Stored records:
__________

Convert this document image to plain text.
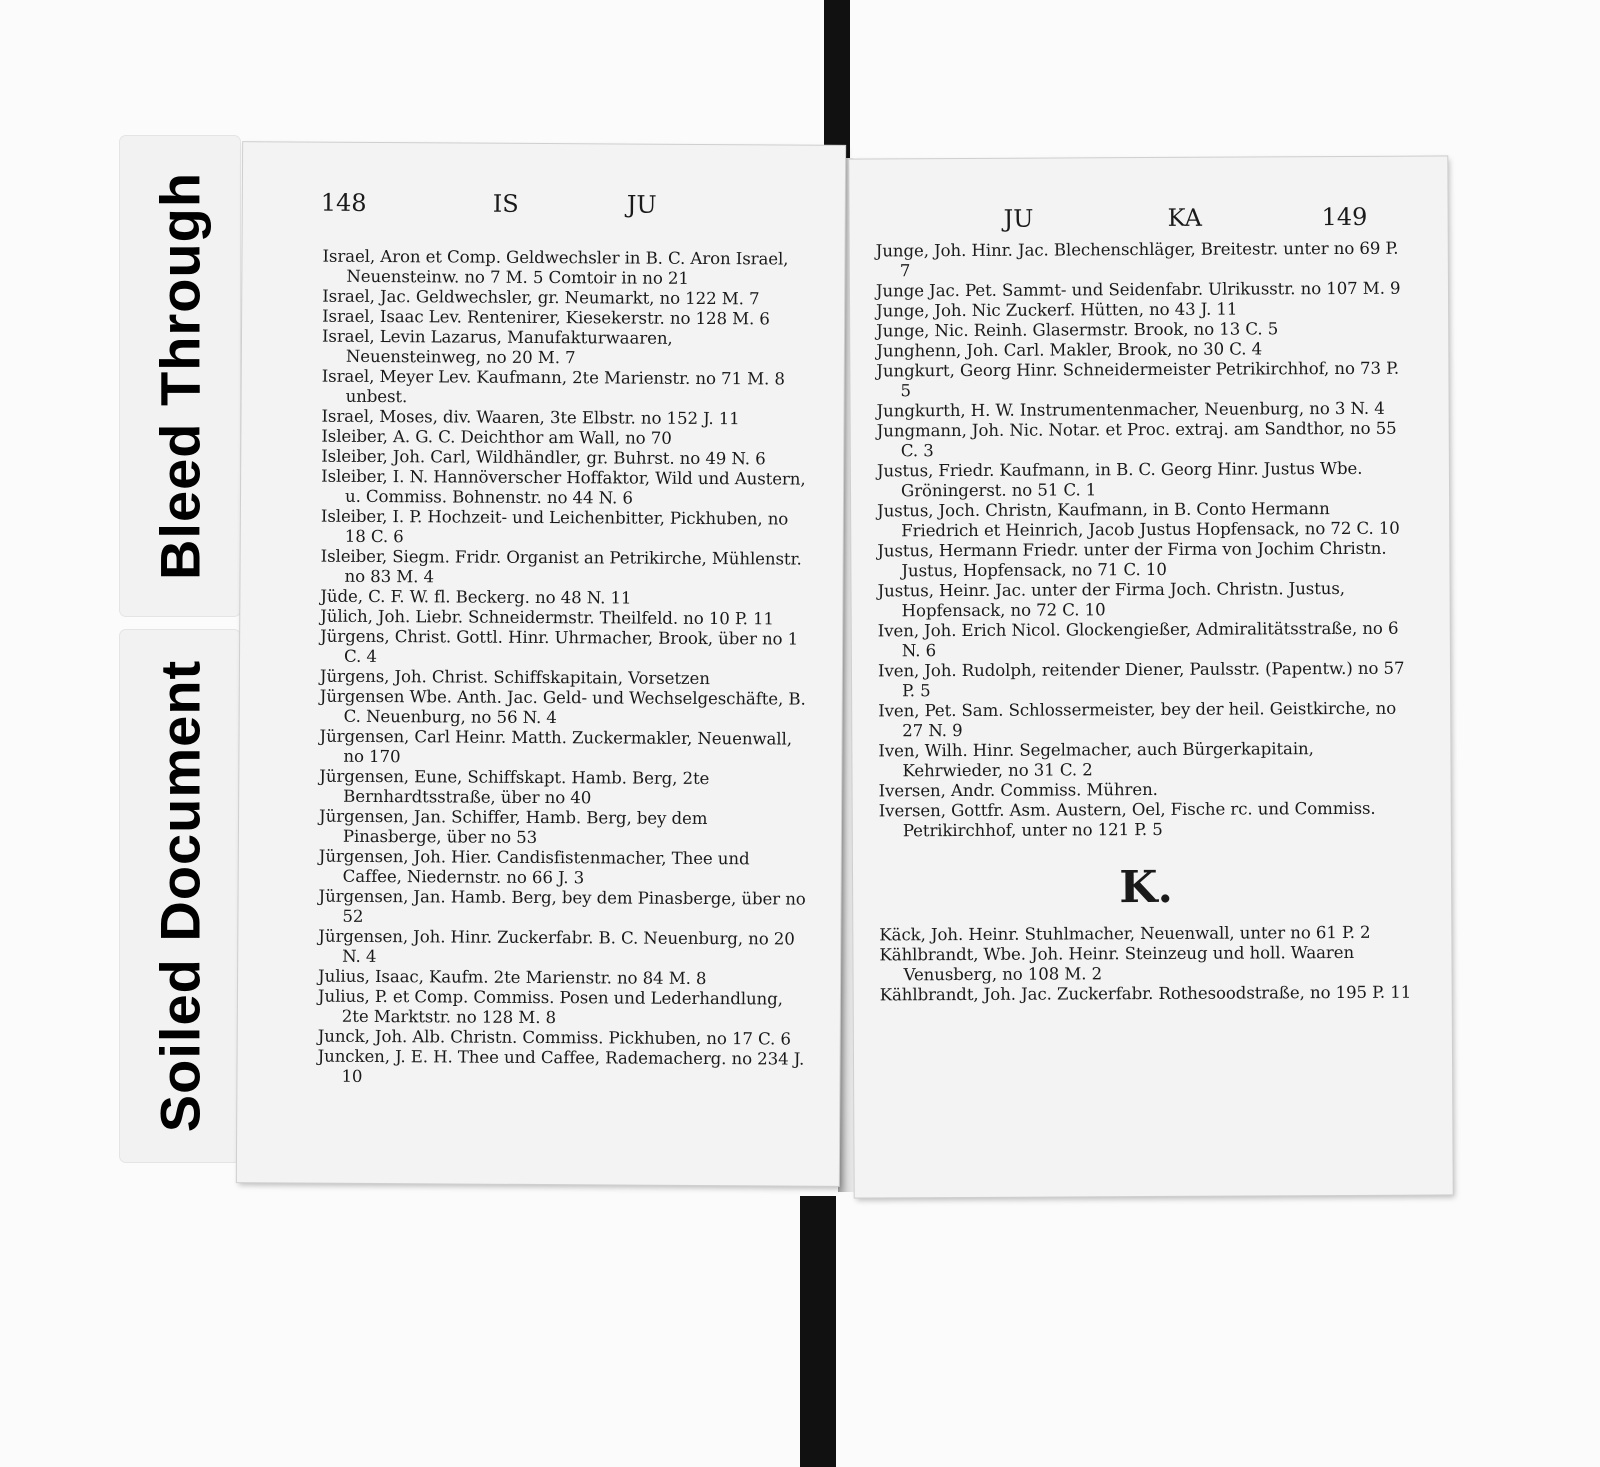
Bleed Through
Soiled Document
148	IS	JU
Israel, Aron et Comp. Geldwechsler in B. C. Aron Israel, Neuensteinw. no 7 M. 5 Comtoir in no 21
Israel, Jac. Geldwechsler, gr. Neumarkt, no 122 M. 7
Israel, Isaac Lev. Rentenirer, Kiesekerstr. no 128 M. 6
Israel, Levin Lazarus, Manufakturwaaren, Neuensteinweg, no 20 M. 7
Israel, Meyer Lev. Kaufmann, 2te Marienstr. no 71 M. 8 unbest.
Israel, Moses, div. Waaren, 3te Elbstr. no 152 J. 11
Isleiber, A. G. C. Deichthor am Wall, no 70
Isleiber, Joh. Carl, Wildhändler, gr. Buhrst. no 49 N. 6
Isleiber, I. N. Hannöverscher Hoffaktor, Wild und Austern, u. Commiss. Bohnenstr. no 44 N. 6
Isleiber, I. P. Hochzeit- und Leichenbitter, Pickhuben, no 18 C. 6
Isleiber, Siegm. Fridr. Organist an Petrikirche, Mühlenstr. no 83 M. 4
Jüde, C. F. W. fl. Beckerg. no 48 N. 11
Jülich, Joh. Liebr. Schneidermstr. Theilfeld. no 10 P. 11
Jürgens, Christ. Gottl. Hinr. Uhrmacher, Brook, über no 1 C. 4
Jürgens, Joh. Christ. Schiffskapitain, Vorsetzen
Jürgensen Wbe. Anth. Jac. Geld- und Wechselgeschäfte, B. C. Neuenburg, no 56 N. 4
Jürgensen, Carl Heinr. Matth. Zuckermakler, Neuenwall, no 170
Jürgensen, Eune, Schiffskapt. Hamb. Berg, 2te Bernhardtsstraße, über no 40
Jürgensen, Jan. Schiffer, Hamb. Berg, bey dem Pinasberge, über no 53
Jürgensen, Joh. Hier. Candisfistenmacher, Thee und Caffee, Niedernstr. no 66 J. 3
Jürgensen, Jan. Hamb. Berg, bey dem Pinasberge, über no 52
Jürgensen, Joh. Hinr. Zuckerfabr. B. C. Neuenburg, no 20 N. 4
Julius, Isaac, Kaufm. 2te Marienstr. no 84 M. 8
Julius, P. et Comp. Commiss. Posen und Lederhandlung, 2te Marktstr. no 128 M. 8
Junck, Joh. Alb. Christn. Commiss. Pickhuben, no 17 C. 6
Juncken, J. E. H. Thee und Caffee, Rademacherg. no 234 J. 10
JU	KA	149
Junge, Joh. Hinr. Jac. Blechenschläger, Breitestr. unter no 69 P. 7
Junge Jac. Pet. Sammt- und Seidenfabr. Ulrikusstr. no 107 M. 9
Junge, Joh. Nic Zuckerf. Hütten, no 43 J. 11
Junge, Nic. Reinh. Glasermstr. Brook, no 13 C. 5
Junghenn, Joh. Carl. Makler, Brook, no 30 C. 4
Jungkurt, Georg Hinr. Schneidermeister Petrikirchhof, no 73 P. 5
Jungkurth, H. W. Instrumentenmacher, Neuenburg, no 3 N. 4
Jungmann, Joh. Nic. Notar. et Proc. extraj. am Sandthor, no 55 C. 3
Justus, Friedr. Kaufmann, in B. C. Georg Hinr. Justus Wbe. Gröningerst. no 51 C. 1
Justus, Joch. Christn, Kaufmann, in B. Conto Hermann Friedrich et Heinrich, Jacob Justus Hopfensack, no 72 C. 10
Justus, Hermann Friedr. unter der Firma von Jochim Christn. Justus, Hopfensack, no 71 C. 10
Justus, Heinr. Jac. unter der Firma Joch. Christn. Justus, Hopfensack, no 72 C. 10
Iven, Joh. Erich Nicol. Glockengießer, Admiralitätsstraße, no 6 N. 6
Iven, Joh. Rudolph, reitender Diener, Paulsstr. (Papentw.) no 57 P. 5
Iven, Pet. Sam. Schlossermeister, bey der heil. Geistkirche, no 27 N. 9
Iven, Wilh. Hinr. Segelmacher, auch Bürgerkapitain, Kehrwieder, no 31 C. 2
Iversen, Andr. Commiss. Mühren.
Iversen, Gottfr. Asm. Austern, Oel, Fische rc. und Commiss. Petrikirchhof, unter no 121 P. 5
K.
Käck, Joh. Heinr. Stuhlmacher, Neuenwall, unter no 61 P. 2
Kählbrandt, Wbe. Joh. Heinr. Steinzeug und holl. Waaren Venusberg, no 108 M. 2
Kählbrandt, Joh. Jac. Zuckerfabr. Rothesoodstraße, no 195 P. 11
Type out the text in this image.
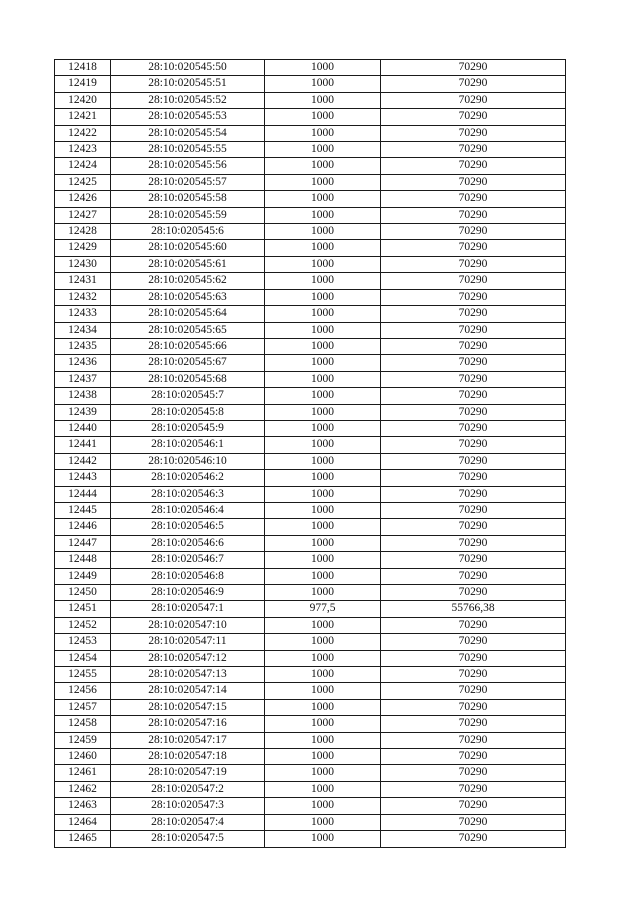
12418	28:10:020545:50	1000	70290
12419	28:10:020545:51	1000	70290
12420	28:10:020545:52	1000	70290
12421	28:10:020545:53	1000	70290
12422	28:10:020545:54	1000	70290
12423	28:10:020545:55	1000	70290
12424	28:10:020545:56	1000	70290
12425	28:10:020545:57	1000	70290
12426	28:10:020545:58	1000	70290
12427	28:10:020545:59	1000	70290
12428	28:10:020545:6	1000	70290
12429	28:10:020545:60	1000	70290
12430	28:10:020545:61	1000	70290
12431	28:10:020545:62	1000	70290
12432	28:10:020545:63	1000	70290
12433	28:10:020545:64	1000	70290
12434	28:10:020545:65	1000	70290
12435	28:10:020545:66	1000	70290
12436	28:10:020545:67	1000	70290
12437	28:10:020545:68	1000	70290
12438	28:10:020545:7	1000	70290
12439	28:10:020545:8	1000	70290
12440	28:10:020545:9	1000	70290
12441	28:10:020546:1	1000	70290
12442	28:10:020546:10	1000	70290
12443	28:10:020546:2	1000	70290
12444	28:10:020546:3	1000	70290
12445	28:10:020546:4	1000	70290
12446	28:10:020546:5	1000	70290
12447	28:10:020546:6	1000	70290
12448	28:10:020546:7	1000	70290
12449	28:10:020546:8	1000	70290
12450	28:10:020546:9	1000	70290
12451	28:10:020547:1	977,5	55766,38
12452	28:10:020547:10	1000	70290
12453	28:10:020547:11	1000	70290
12454	28:10:020547:12	1000	70290
12455	28:10:020547:13	1000	70290
12456	28:10:020547:14	1000	70290
12457	28:10:020547:15	1000	70290
12458	28:10:020547:16	1000	70290
12459	28:10:020547:17	1000	70290
12460	28:10:020547:18	1000	70290
12461	28:10:020547:19	1000	70290
12462	28:10:020547:2	1000	70290
12463	28:10:020547:3	1000	70290
12464	28:10:020547:4	1000	70290
12465	28:10:020547:5	1000	70290
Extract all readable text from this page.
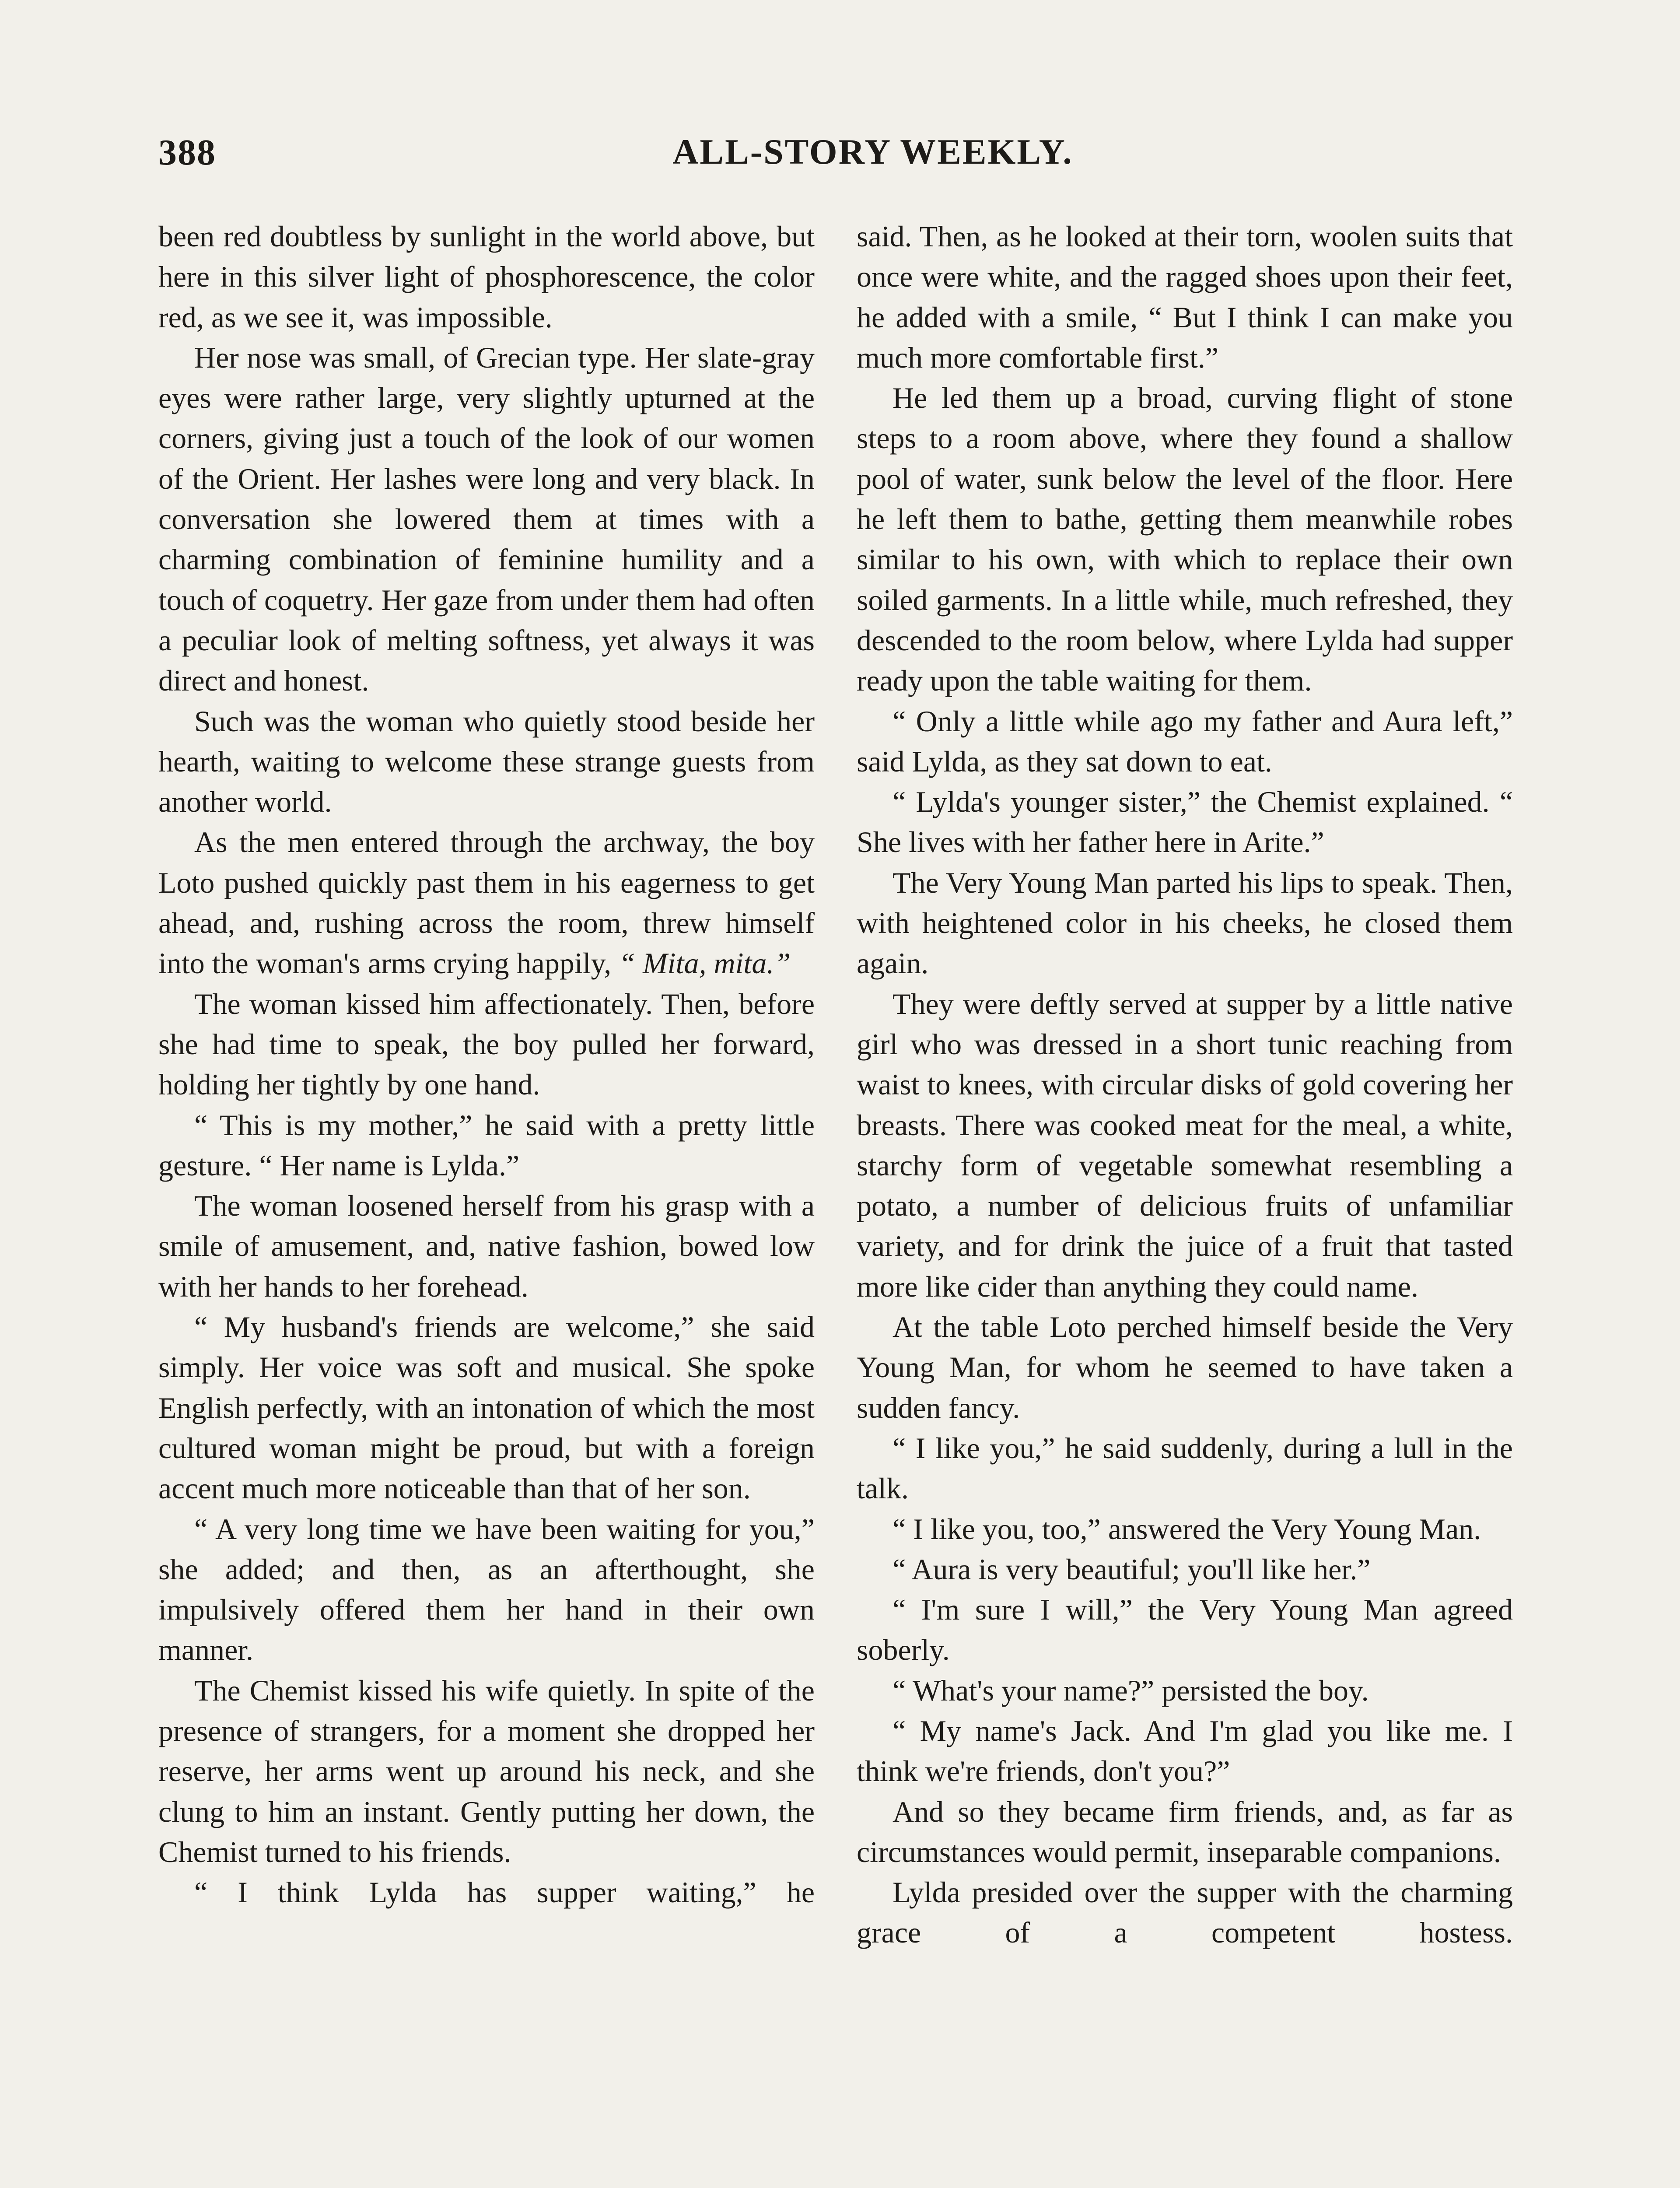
388	ALL-STORY WEEKLY.

been red doubtless by sunlight in the world above, but here in this silver light of phosphorescence, the color red, as we see it, was impossible.

Her nose was small, of Grecian type. Her slate-gray eyes were rather large, very slightly upturned at the corners, giving just a touch of the look of our women of the Orient. Her lashes were long and very black. In conversation she lowered them at times with a charming combination of feminine humility and a touch of coquetry. Her gaze from under them had often a peculiar look of melting softness, yet always it was direct and honest.

Such was the woman who quietly stood beside her hearth, waiting to welcome these strange guests from another world.

As the men entered through the archway, the boy Loto pushed quickly past them in his eagerness to get ahead, and, rushing across the room, threw himself into the woman's arms crying happily, “ Mita, mita.”

The woman kissed him affectionately. Then, before she had time to speak, the boy pulled her forward, holding her tightly by one hand.

“ This is my mother,” he said with a pretty little gesture. “ Her name is Lylda.”

The woman loosened herself from his grasp with a smile of amusement, and, native fashion, bowed low with her hands to her forehead.

“ My husband's friends are welcome,” she said simply. Her voice was soft and musical. She spoke English perfectly, with an intonation of which the most cultured woman might be proud, but with a foreign accent much more noticeable than that of her son.

“ A very long time we have been waiting for you,” she added; and then, as an afterthought, she impulsively offered them her hand in their own manner.

The Chemist kissed his wife quietly. In spite of the presence of strangers, for a moment she dropped her reserve, her arms went up around his neck, and she clung to him an instant. Gently putting her down, the Chemist turned to his friends.

“ I think Lylda has supper waiting,” he

said. Then, as he looked at their torn, woolen suits that once were white, and the ragged shoes upon their feet, he added with a smile, “ But I think I can make you much more comfortable first.”

He led them up a broad, curving flight of stone steps to a room above, where they found a shallow pool of water, sunk below the level of the floor. Here he left them to bathe, getting them meanwhile robes similar to his own, with which to replace their own soiled garments. In a little while, much refreshed, they descended to the room below, where Lylda had supper ready upon the table waiting for them.

“ Only a little while ago my father and Aura left,” said Lylda, as they sat down to eat.

“ Lylda's younger sister,” the Chemist explained. “ She lives with her father here in Arite.”

The Very Young Man parted his lips to speak. Then, with heightened color in his cheeks, he closed them again.

They were deftly served at supper by a little native girl who was dressed in a short tunic reaching from waist to knees, with circular disks of gold covering her breasts. There was cooked meat for the meal, a white, starchy form of vegetable somewhat resembling a potato, a number of delicious fruits of unfamiliar variety, and for drink the juice of a fruit that tasted more like cider than anything they could name.

At the table Loto perched himself beside the Very Young Man, for whom he seemed to have taken a sudden fancy.

“ I like you,” he said suddenly, during a lull in the talk.

“ I like you, too,” answered the Very Young Man.

“ Aura is very beautiful; you'll like her.”

“ I'm sure I will,” the Very Young Man agreed soberly.

“ What's your name?” persisted the boy.

“ My name's Jack. And I'm glad you like me. I think we're friends, don't you?”

And so they became firm friends, and, as far as circumstances would permit, inseparable companions.

Lylda presided over the supper with the charming grace of a competent hostess.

__________

# Stated task:
In the listing, find each line with the string "arms" and copy it.

# Correct answer:
As the men entered through the archway, the boy Loto pushed quickly past them in his eagerness to get ahead, and, rushing across the room, threw himself into the woman's arms crying happily, “ Mita, mita.”
The Chemist kissed his wife quietly. In spite of the presence of strangers, for a moment she dropped her reserve, her arms went up around his neck, and she clung to him an instant. Gently putting her down, the Chemist turned to his friends.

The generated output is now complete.